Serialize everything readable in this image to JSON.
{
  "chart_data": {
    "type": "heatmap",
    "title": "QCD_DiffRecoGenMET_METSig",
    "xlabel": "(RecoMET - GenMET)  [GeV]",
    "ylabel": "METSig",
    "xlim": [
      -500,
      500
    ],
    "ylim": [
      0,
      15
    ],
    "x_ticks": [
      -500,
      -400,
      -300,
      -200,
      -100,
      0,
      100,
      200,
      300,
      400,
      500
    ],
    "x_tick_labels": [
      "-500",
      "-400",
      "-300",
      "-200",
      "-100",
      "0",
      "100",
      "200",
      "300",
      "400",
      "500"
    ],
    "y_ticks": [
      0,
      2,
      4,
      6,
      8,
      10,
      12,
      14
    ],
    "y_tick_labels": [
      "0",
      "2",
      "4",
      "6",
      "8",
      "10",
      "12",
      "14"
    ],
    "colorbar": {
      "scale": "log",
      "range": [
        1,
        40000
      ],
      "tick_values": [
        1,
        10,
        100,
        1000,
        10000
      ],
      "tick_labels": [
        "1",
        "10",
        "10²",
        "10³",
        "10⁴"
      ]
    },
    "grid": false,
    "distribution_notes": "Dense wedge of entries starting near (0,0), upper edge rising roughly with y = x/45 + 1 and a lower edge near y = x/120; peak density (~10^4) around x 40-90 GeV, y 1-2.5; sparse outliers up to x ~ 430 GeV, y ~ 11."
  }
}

....................

*Objective:* Print all the data exactly.

*Task answer:*
Serialize everything readable in this image to JSON.
{
  "chart_data": {
    "type": "heatmap",
    "title": "QCD_DiffRecoGenMET_METSig",
    "xlabel": "(RecoMET - GenMET)  [GeV]",
    "ylabel": "METSig",
    "xlim": [
      -500,
      500
    ],
    "ylim": [
      0,
      15
    ],
    "x_ticks": [
      -500,
      -400,
      -300,
      -200,
      -100,
      0,
      100,
      200,
      300,
      400,
      500
    ],
    "x_tick_labels": [
      "-500",
      "-400",
      "-300",
      "-200",
      "-100",
      "0",
      "100",
      "200",
      "300",
      "400",
      "500"
    ],
    "y_ticks": [
      0,
      2,
      4,
      6,
      8,
      10,
      12,
      14
    ],
    "y_tick_labels": [
      "0",
      "2",
      "4",
      "6",
      "8",
      "10",
      "12",
      "14"
    ],
    "colorbar": {
      "scale": "log",
      "range": [
        1,
        40000
      ],
      "tick_values": [
        1,
        10,
        100,
        1000,
        10000
      ],
      "tick_labels": [
        "1",
        "10",
        "10²",
        "10³",
        "10⁴"
      ]
    },
    "grid": false,
    "distribution_notes": "Dense wedge of entries starting near (0,0), upper edge rising roughly with y = x/45 + 1 and a lower edge near y = x/120; peak density (~10^4) around x 40-90 GeV, y 1-2.5; sparse outliers up to x ~ 430 GeV, y ~ 11."
  }
}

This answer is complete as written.